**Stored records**
-=-=-

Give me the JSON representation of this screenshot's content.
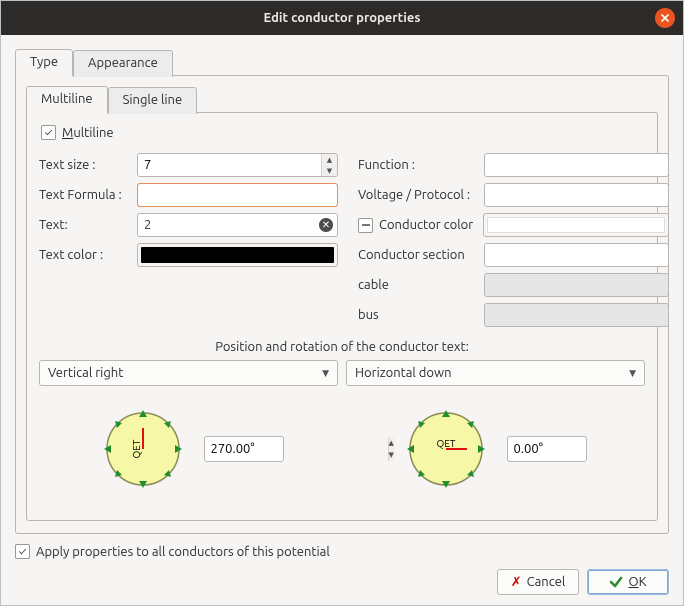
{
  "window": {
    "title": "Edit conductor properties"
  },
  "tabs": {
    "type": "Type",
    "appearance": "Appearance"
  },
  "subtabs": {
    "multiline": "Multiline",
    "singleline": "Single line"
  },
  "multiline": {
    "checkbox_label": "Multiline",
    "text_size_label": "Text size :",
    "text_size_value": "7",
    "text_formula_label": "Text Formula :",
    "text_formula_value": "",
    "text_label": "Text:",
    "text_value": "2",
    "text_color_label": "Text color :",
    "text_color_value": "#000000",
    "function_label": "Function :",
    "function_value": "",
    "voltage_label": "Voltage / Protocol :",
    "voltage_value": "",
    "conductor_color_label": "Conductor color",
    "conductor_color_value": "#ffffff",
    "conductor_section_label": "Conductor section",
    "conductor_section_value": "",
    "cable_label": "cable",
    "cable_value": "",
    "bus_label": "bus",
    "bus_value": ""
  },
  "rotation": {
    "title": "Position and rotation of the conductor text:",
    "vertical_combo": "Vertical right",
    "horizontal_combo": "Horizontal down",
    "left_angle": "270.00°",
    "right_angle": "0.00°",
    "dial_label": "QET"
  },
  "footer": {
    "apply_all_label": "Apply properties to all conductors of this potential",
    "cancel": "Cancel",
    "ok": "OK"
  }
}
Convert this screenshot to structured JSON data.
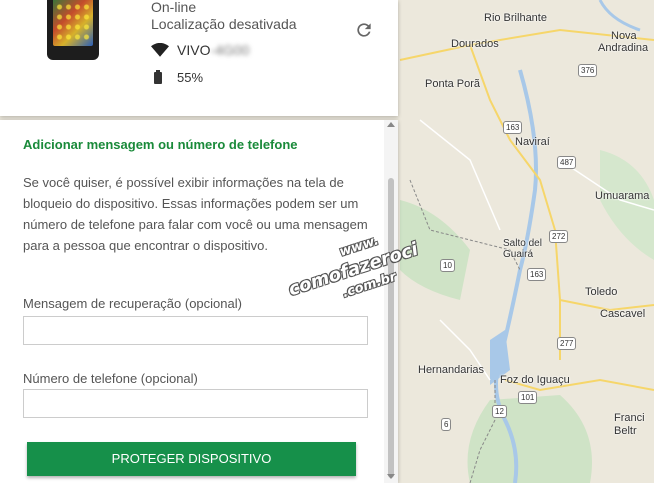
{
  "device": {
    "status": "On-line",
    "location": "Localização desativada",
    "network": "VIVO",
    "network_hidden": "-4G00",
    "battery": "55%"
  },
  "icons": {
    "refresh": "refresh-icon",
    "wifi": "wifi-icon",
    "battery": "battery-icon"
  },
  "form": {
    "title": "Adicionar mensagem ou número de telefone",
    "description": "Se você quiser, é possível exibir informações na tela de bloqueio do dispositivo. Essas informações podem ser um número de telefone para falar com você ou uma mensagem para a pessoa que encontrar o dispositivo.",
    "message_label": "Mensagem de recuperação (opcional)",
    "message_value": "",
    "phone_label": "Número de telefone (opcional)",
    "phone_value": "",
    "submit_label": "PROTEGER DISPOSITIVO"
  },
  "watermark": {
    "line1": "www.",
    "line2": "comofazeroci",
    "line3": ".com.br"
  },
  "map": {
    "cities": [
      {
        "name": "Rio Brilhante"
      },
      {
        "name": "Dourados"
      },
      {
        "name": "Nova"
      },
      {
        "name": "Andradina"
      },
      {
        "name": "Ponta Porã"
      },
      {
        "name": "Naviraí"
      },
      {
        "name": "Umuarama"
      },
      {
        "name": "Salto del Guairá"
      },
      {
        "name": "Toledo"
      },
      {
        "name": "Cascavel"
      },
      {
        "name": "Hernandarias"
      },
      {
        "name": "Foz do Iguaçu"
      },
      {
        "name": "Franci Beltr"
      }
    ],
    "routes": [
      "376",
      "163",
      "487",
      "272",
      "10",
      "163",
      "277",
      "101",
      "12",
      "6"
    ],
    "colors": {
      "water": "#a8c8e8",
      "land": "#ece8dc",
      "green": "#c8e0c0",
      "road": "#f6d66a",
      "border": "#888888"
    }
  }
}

-=-=-

**EXERCISE**
Out of the records, collect only those lines that contain the string "screenshot".

**THE RESPONSE**
Give me the JSON representation of this screenshot's content.
Convert this screenshot to structured JSON data.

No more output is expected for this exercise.